▶ Raw data
________________________

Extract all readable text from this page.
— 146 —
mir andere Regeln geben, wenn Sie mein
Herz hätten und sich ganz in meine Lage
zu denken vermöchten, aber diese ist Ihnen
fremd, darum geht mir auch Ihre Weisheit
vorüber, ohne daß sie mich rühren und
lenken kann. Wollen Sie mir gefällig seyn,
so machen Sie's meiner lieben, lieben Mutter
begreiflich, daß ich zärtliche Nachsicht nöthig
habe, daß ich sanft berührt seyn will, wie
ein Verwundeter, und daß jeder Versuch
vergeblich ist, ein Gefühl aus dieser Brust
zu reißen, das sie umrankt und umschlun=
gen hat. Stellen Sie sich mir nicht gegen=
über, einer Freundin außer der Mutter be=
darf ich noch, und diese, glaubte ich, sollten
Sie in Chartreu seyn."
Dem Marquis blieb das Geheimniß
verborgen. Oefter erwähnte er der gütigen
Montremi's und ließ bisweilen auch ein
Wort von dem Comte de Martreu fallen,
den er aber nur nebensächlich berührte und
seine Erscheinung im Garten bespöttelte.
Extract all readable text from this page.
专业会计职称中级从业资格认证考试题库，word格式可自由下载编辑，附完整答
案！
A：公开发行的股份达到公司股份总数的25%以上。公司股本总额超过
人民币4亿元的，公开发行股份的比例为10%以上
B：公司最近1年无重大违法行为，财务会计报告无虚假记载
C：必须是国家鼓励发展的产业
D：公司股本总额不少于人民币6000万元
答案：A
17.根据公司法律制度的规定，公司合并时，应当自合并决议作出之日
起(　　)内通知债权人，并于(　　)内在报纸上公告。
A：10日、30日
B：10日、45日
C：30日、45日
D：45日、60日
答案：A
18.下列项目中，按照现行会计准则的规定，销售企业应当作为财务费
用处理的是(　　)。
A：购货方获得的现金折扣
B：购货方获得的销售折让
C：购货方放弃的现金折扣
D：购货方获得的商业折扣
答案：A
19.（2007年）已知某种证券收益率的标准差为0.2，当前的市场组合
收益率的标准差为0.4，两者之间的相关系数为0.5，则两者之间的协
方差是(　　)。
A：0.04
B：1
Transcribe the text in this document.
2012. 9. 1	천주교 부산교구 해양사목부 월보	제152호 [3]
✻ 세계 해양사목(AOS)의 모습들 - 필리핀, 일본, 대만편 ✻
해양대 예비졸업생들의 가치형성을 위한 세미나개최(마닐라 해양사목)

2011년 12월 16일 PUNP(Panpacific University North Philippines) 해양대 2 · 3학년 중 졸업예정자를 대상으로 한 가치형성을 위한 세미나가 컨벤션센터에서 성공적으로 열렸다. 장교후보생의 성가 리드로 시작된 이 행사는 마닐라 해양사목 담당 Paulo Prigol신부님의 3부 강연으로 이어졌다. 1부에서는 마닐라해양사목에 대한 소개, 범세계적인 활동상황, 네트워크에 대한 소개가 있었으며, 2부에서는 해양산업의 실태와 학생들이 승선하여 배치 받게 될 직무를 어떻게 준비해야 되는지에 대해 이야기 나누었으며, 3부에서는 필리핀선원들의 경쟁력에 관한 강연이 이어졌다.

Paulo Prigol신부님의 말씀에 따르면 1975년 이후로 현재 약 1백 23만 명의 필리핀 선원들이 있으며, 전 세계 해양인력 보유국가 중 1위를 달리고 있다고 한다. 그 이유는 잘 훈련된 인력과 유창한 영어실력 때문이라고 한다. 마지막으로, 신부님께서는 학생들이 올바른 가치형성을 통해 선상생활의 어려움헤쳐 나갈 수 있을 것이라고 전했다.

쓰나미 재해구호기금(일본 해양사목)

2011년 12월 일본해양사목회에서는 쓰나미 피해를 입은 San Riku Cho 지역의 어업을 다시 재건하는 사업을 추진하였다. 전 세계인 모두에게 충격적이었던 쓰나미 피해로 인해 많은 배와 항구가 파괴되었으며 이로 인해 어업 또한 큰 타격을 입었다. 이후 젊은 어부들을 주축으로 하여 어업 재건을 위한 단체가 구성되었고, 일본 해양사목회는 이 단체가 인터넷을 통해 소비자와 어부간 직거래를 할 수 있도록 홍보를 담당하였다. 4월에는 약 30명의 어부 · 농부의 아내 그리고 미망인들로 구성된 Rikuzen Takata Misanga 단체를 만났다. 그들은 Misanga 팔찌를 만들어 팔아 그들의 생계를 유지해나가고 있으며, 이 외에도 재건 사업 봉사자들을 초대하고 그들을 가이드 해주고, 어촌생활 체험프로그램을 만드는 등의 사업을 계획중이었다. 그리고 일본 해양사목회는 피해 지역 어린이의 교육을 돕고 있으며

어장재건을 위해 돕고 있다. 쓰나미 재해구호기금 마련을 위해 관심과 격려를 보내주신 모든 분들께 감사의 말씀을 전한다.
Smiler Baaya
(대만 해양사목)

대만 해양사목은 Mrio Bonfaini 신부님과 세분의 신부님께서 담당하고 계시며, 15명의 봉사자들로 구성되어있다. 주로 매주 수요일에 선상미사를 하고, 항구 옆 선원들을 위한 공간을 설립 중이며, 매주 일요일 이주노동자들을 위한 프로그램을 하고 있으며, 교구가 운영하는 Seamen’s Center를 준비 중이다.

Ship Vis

________________________

▶ What to do
Pull out every line in the data above that has the word "Prigol신부님의".

▶ Completed task
2011년 12월 16일 PUNP(Panpacific University North Philippines) 해양대 2 · 3학년 중 졸업예정자를 대상으로 한 가치형성을 위한 세미나가 컨벤션센터에서 성공적으로 열렸다. 장교후보생의 성가 리드로 시작된 이 행사는 마닐라 해양사목 담당 Paulo Prigol신부님의 3부 강연으로 이어졌다. 1부에서는 마닐라해양사목에 대한 소개, 범세계적인 활동상황, 네트워크에 대한 소개가 있었으며, 2부에서는 해양산업의 실태와 학생들이 승선하여 배치 받게 될 직무를 어떻게 준비해야 되는지에 대해 이야기 나누었으며, 3부에서는 필리핀선원들의 경쟁력에 관한 강연이 이어졌다.
Paulo Prigol신부님의 말씀에 따르면 1975년 이후로 현재 약 1백 23만 명의 필리핀 선원들이 있으며, 전 세계 해양인력 보유국가 중 1위를 달리고 있다고 한다. 그 이유는 잘 훈련된 인력과 유창한 영어실력 때문이라고 한다. 마지막으로, 신부님께서는 학생들이 올바른 가치형성을 통해 선상생활의 어려움헤쳐 나갈 수 있을 것이라고 전했다.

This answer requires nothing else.